TASK TO COMPLETE: Make an exact copy of all the entries below, with the pictures left out.

ROWS:
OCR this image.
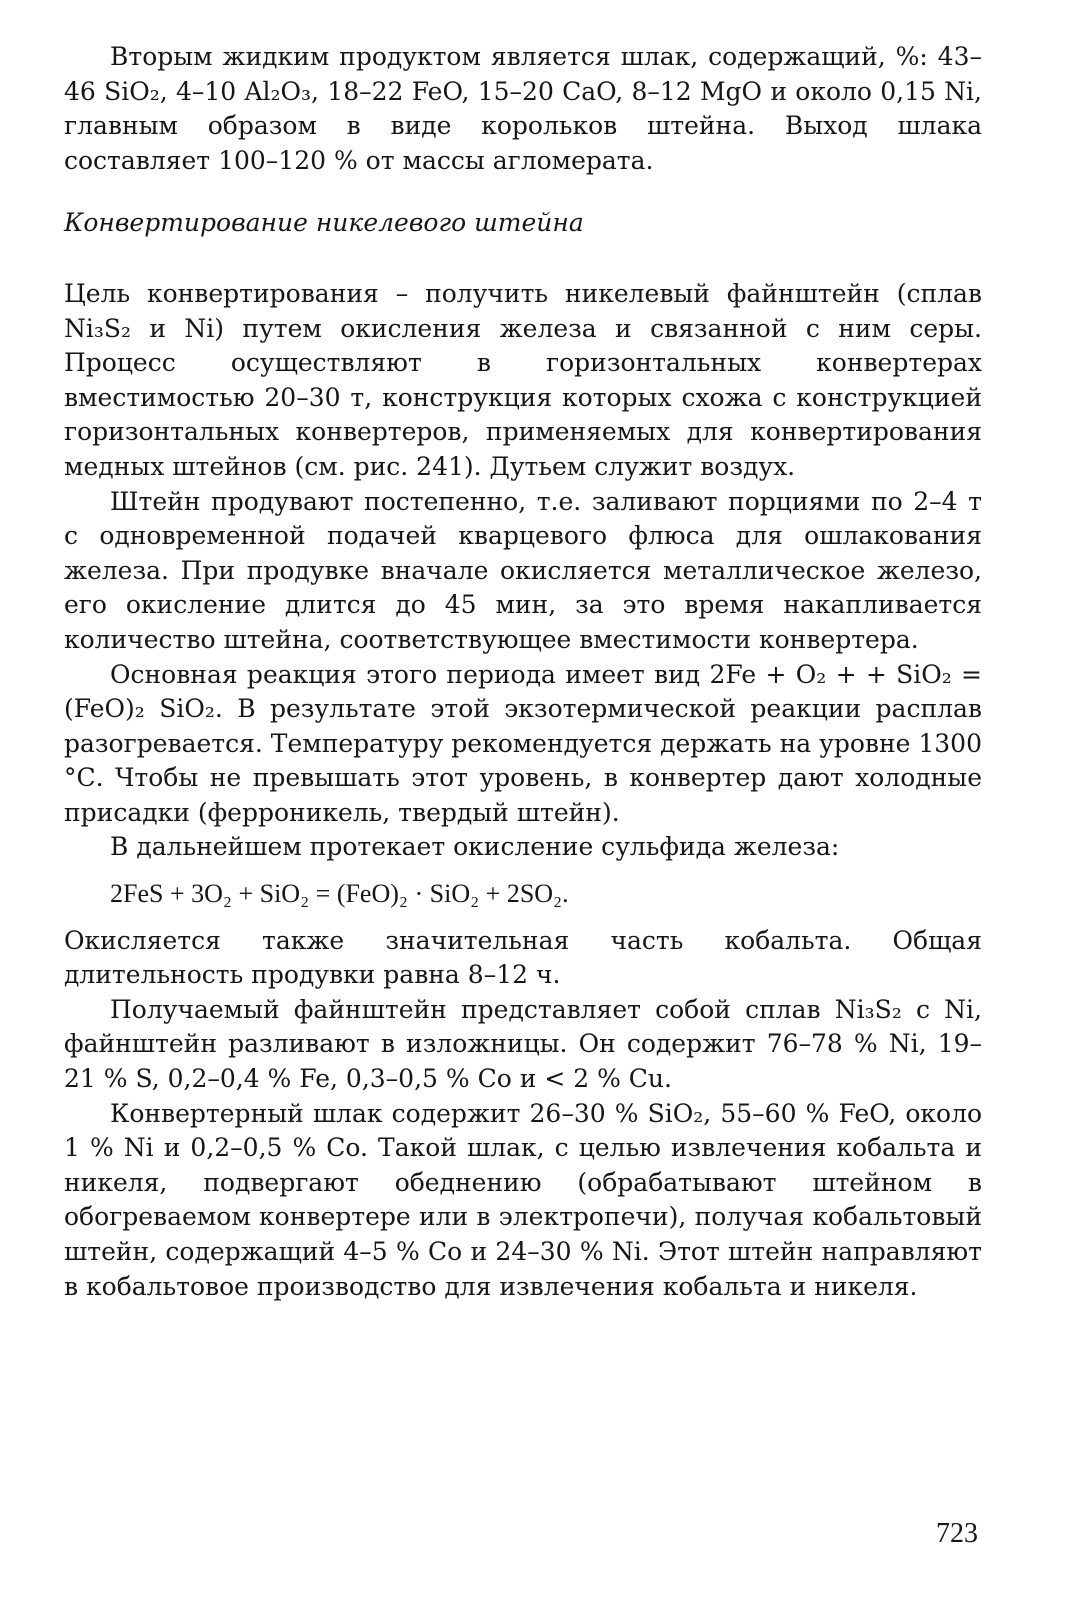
Вторым жидким продуктом является шлак, содержащий, %: 43–46 SiO₂, 4–10 Al₂O₃, 18–22 FeO, 15–20 CaO, 8–12 MgO и около 0,15 Ni, главным образом в виде корольков штейна. Выход шлака составляет 100–120 % от массы агломерата.

Конвертирование никелевого штейна

Цель конвертирования – получить никелевый файнштейн (сплав Ni₃S₂ и Ni) путем окисления железа и связанной с ним серы. Процесс осуществляют в горизонтальных конвертерах вместимостью 20–30 т, конструкция которых схожа с конструкцией горизонтальных конвертеров, применяемых для конвертирования медных штейнов (см. рис. 241). Дутьем служит воздух.

Штейн продувают постепенно, т.е. заливают порциями по 2–4 т с одновременной подачей кварцевого флюса для ошлакования железа. При продувке вначале окисляется металлическое железо, его окисление длится до 45 мин, за это время накапливается количество штейна, соответствующее вместимости конвертера.

Основная реакция этого периода имеет вид 2Fe + O₂ + + SiO₂ = (FeO)₂ SiO₂. В результате этой экзотермической реакции расплав разогревается. Температуру рекомендуется держать на уровне 1300 °С. Чтобы не превышать этот уровень, в конвертер дают холодные присадки (ферроникель, твердый штейн).

В дальнейшем протекает окисление сульфида железа:

2FeS + 3O₂ + SiO₂ = (FeO)₂ · SiO₂ + 2SO₂.

Окисляется также значительная часть кобальта. Общая длительность продувки равна 8–12 ч.

Получаемый файнштейн представляет собой сплав Ni₃S₂ с Ni, файнштейн разливают в изложницы. Он содержит 76–78 % Ni, 19–21 % S, 0,2–0,4 % Fe, 0,3–0,5 % Co и < 2 % Cu.

Конвертерный шлак содержит 26–30 % SiO₂, 55–60 % FeO, около 1 % Ni и 0,2–0,5 % Co. Такой шлак, с целью извлечения кобальта и никеля, подвергают обеднению (обрабатывают штейном в обогреваемом конвертере или в электропечи), получая кобальтовый штейн, содержащий 4–5 % Co и 24–30 % Ni. Этот штейн направляют в кобальтовое производство для извлечения кобальта и никеля.

723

TASK RESPONSE:
OCR this image.
Вторым жидким продуктом является шлак, содержащий, %: 43–46 SiO₂, 4–10 Al₂O₃, 18–22 FeO, 15–20 CaO, 8–12 MgO и около 0,15 Ni, главным образом в виде корольков штейна. Выход шлака составляет 100–120 % от массы агломерата.

Конвертирование никелевого штейна

Цель конвертирования – получить никелевый файнштейн (сплав Ni₃S₂ и Ni) путем окисления железа и связанной с ним серы. Процесс осуществляют в горизонтальных конвертерах вместимостью 20–30 т, конструкция которых схожа с конструкцией горизонтальных конвертеров, применяемых для конвертирования медных штейнов (см. рис. 241). Дутьем служит воздух.

Штейн продувают постепенно, т.е. заливают порциями по 2–4 т с одновременной подачей кварцевого флюса для ошлакования железа. При продувке вначале окисляется металлическое железо, его окисление длится до 45 мин, за это время накапливается количество штейна, соответствующее вместимости конвертера.

Основная реакция этого периода имеет вид 2Fe + O₂ + + SiO₂ = (FeO)₂ SiO₂. В результате этой экзотермической реакции расплав разогревается. Температуру рекомендуется держать на уровне 1300 °С. Чтобы не превышать этот уровень, в конвертер дают холодные присадки (ферроникель, твердый штейн).

В дальнейшем протекает окисление сульфида железа:

2FeS + 3O₂ + SiO₂ = (FeO)₂ · SiO₂ + 2SO₂.

Окисляется также значительная часть кобальта. Общая длительность продувки равна 8–12 ч.

Получаемый файнштейн представляет собой сплав Ni₃S₂ с Ni, файнштейн разливают в изложницы. Он содержит 76–78 % Ni, 19–21 % S, 0,2–0,4 % Fe, 0,3–0,5 % Co и < 2 % Cu.

Конвертерный шлак содержит 26–30 % SiO₂, 55–60 % FeO, около 1 % Ni и 0,2–0,5 % Co. Такой шлак, с целью извлечения кобальта и никеля, подвергают обеднению (обрабатывают штейном в обогреваемом конвертере или в электропечи), получая кобальтовый штейн, содержащий 4–5 % Co и 24–30 % Ni. Этот штейн направляют в кобальтовое производство для извлечения кобальта и никеля.

723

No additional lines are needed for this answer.